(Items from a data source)
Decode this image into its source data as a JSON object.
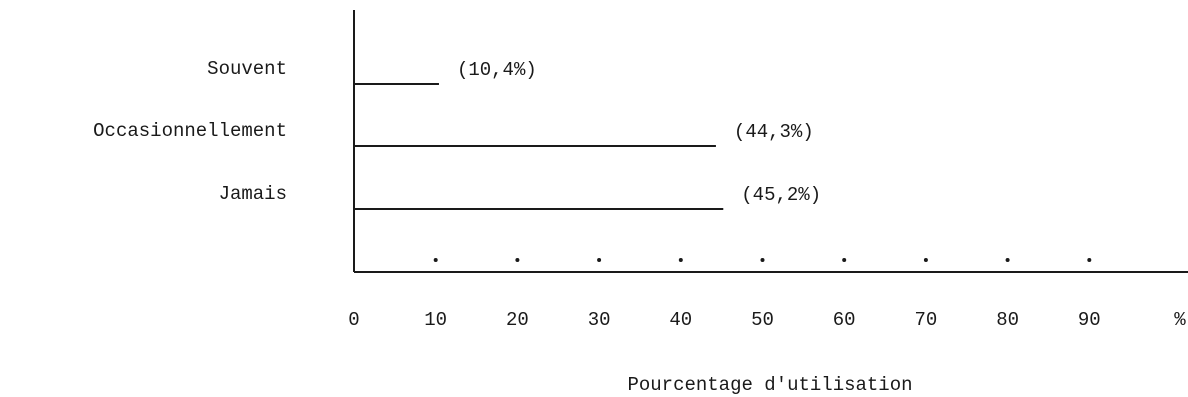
{
  "chart_data": {
    "type": "bar",
    "orientation": "horizontal",
    "categories": [
      "Souvent",
      "Occasionnellement",
      "Jamais"
    ],
    "values": [
      10.4,
      44.3,
      45.2
    ],
    "value_labels": [
      "(10,4%)",
      "(44,3%)",
      "(45,2%)"
    ],
    "xlabel": "Pourcentage d'utilisation",
    "x_unit_label": "%",
    "xlim": [
      0,
      100
    ],
    "x_ticks": [
      0,
      10,
      20,
      30,
      40,
      50,
      60,
      70,
      80,
      90
    ],
    "grid": false
  },
  "colors": {
    "ink": "#1a1a1a",
    "background": "#ffffff"
  }
}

DIRECTIVE. Restate each entry word for word, leaving out any pictures.

OUTPUT BELOW.
Decode this image into its source data as a JSON object.
{
  "chart_data": {
    "type": "bar",
    "orientation": "horizontal",
    "categories": [
      "Souvent",
      "Occasionnellement",
      "Jamais"
    ],
    "values": [
      10.4,
      44.3,
      45.2
    ],
    "value_labels": [
      "(10,4%)",
      "(44,3%)",
      "(45,2%)"
    ],
    "xlabel": "Pourcentage d'utilisation",
    "x_unit_label": "%",
    "xlim": [
      0,
      100
    ],
    "x_ticks": [
      0,
      10,
      20,
      30,
      40,
      50,
      60,
      70,
      80,
      90
    ],
    "grid": false
  },
  "colors": {
    "ink": "#1a1a1a",
    "background": "#ffffff"
  }
}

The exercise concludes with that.